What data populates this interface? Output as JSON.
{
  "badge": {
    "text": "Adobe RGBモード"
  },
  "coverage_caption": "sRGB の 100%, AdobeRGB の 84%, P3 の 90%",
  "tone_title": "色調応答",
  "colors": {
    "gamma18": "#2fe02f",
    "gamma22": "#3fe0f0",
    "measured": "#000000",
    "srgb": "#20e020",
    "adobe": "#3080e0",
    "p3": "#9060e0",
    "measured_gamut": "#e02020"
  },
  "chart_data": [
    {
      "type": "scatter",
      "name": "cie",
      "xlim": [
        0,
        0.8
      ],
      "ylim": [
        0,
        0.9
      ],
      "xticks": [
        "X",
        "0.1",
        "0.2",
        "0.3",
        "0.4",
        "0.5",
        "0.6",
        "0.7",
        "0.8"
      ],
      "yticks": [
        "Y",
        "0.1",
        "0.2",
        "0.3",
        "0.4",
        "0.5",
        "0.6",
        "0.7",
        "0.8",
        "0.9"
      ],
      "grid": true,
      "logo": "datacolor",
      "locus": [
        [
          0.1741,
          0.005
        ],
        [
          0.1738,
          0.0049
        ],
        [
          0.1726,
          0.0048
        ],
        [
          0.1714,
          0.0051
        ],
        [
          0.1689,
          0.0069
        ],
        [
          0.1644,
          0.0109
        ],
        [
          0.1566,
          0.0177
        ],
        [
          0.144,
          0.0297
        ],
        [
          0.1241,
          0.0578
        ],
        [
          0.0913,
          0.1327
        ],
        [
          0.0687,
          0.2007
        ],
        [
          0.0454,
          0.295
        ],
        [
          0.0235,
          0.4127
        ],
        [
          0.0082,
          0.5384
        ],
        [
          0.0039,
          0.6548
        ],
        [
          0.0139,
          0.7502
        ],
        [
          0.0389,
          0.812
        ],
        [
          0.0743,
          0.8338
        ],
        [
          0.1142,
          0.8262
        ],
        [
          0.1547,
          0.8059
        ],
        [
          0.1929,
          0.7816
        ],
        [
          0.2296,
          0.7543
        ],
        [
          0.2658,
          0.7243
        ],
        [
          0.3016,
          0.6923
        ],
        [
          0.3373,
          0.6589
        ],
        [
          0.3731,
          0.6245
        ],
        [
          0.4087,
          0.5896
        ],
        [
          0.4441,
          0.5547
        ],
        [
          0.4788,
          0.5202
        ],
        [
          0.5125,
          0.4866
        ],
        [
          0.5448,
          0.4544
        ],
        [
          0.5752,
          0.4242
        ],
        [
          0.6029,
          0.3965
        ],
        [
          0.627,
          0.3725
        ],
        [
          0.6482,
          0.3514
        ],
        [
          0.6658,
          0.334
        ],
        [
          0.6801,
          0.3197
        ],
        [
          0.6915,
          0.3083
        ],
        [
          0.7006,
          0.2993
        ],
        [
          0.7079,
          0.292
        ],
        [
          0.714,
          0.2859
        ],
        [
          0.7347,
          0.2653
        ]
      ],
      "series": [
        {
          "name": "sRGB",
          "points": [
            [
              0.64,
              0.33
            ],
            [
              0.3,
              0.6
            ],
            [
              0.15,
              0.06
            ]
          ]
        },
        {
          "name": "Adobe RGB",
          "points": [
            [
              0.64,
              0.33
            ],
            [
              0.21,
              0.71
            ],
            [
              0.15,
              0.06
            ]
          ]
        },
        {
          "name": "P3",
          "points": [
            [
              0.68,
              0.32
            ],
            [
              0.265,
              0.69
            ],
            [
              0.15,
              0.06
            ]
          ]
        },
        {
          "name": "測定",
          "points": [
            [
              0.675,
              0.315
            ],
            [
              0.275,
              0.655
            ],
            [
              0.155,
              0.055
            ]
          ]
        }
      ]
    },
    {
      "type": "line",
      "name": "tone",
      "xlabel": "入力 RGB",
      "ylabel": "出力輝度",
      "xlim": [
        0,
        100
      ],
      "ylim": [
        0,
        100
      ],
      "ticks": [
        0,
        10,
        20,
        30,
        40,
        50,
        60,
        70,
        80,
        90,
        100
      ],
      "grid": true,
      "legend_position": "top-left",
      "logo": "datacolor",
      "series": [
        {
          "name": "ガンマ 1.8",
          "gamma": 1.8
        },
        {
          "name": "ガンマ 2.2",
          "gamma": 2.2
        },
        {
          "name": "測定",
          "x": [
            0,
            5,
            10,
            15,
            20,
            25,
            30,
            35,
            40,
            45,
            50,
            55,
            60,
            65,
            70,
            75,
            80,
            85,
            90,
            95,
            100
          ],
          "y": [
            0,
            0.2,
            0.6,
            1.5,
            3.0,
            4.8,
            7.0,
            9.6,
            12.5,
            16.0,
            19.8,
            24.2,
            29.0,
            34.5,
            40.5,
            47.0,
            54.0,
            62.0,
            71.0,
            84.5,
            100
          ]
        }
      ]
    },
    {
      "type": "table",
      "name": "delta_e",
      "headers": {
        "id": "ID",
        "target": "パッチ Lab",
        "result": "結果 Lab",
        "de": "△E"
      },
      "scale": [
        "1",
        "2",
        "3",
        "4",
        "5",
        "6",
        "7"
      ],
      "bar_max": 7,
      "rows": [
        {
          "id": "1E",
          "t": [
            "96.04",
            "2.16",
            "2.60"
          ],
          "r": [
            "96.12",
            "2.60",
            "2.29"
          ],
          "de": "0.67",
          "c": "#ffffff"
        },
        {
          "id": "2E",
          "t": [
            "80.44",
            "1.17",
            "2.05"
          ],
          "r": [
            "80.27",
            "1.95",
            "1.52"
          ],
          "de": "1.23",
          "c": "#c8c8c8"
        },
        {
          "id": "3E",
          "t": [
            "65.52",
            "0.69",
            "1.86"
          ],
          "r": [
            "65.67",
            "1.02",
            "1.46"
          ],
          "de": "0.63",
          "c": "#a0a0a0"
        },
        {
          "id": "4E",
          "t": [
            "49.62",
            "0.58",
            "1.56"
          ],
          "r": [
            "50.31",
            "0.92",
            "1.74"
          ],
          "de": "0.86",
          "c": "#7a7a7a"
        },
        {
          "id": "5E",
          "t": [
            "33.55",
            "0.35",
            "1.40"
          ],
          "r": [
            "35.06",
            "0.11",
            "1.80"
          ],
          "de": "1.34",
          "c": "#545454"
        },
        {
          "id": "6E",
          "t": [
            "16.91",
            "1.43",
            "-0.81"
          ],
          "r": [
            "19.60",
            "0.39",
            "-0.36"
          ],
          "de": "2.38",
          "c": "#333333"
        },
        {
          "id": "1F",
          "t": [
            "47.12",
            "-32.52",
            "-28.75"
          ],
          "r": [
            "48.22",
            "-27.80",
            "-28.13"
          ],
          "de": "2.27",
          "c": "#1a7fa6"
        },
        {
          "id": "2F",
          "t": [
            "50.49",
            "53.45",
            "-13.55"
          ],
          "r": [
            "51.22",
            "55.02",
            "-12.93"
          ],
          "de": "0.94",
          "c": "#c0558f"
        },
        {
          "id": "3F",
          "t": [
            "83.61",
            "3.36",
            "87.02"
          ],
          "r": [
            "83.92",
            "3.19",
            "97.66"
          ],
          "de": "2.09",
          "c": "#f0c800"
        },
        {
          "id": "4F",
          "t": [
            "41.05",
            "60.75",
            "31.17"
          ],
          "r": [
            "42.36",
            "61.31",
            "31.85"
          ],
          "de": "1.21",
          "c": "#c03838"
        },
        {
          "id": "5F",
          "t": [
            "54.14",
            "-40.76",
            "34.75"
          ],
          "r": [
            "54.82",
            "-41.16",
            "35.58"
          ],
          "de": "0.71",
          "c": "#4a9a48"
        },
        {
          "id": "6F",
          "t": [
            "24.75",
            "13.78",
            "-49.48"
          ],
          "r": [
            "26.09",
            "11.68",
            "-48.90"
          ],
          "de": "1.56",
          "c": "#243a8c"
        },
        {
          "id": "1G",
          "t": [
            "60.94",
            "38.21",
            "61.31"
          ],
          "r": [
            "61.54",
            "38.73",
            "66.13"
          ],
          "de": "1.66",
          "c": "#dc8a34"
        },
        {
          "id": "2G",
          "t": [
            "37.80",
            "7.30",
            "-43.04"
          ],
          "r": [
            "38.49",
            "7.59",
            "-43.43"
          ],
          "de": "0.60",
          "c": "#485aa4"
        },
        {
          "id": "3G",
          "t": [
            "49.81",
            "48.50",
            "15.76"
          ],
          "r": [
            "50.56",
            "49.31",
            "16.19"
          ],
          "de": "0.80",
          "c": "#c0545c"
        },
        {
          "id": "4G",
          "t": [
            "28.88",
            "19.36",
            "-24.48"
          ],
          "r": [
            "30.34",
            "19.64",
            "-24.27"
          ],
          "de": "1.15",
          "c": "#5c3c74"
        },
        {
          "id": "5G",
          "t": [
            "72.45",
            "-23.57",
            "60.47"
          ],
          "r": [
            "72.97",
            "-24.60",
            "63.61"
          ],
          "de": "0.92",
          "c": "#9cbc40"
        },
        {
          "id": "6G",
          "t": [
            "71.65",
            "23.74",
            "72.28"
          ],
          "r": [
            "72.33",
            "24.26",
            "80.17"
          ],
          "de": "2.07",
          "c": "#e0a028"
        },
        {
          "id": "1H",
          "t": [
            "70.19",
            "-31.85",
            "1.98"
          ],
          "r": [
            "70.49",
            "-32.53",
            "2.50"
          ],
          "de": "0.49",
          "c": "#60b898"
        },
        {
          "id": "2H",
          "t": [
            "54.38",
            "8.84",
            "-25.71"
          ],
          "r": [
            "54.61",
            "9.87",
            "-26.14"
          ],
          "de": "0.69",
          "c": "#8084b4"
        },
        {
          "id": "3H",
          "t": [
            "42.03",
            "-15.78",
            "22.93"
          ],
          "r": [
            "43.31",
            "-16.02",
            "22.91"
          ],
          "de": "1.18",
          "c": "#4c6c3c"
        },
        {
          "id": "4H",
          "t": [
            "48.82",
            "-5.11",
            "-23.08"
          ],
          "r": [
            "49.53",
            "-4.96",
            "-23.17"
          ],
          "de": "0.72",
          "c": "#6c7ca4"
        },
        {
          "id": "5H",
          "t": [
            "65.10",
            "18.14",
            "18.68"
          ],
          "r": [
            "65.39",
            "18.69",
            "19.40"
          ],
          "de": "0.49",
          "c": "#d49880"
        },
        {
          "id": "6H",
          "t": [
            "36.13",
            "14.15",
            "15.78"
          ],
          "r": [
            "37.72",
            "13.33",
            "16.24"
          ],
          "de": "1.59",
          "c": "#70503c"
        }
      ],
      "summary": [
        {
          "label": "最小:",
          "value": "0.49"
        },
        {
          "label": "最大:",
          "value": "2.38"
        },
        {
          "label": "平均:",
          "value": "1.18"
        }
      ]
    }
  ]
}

• • •

Task statement
State the number of lines in the records that contain the string "name", and nothing more.

Written response
10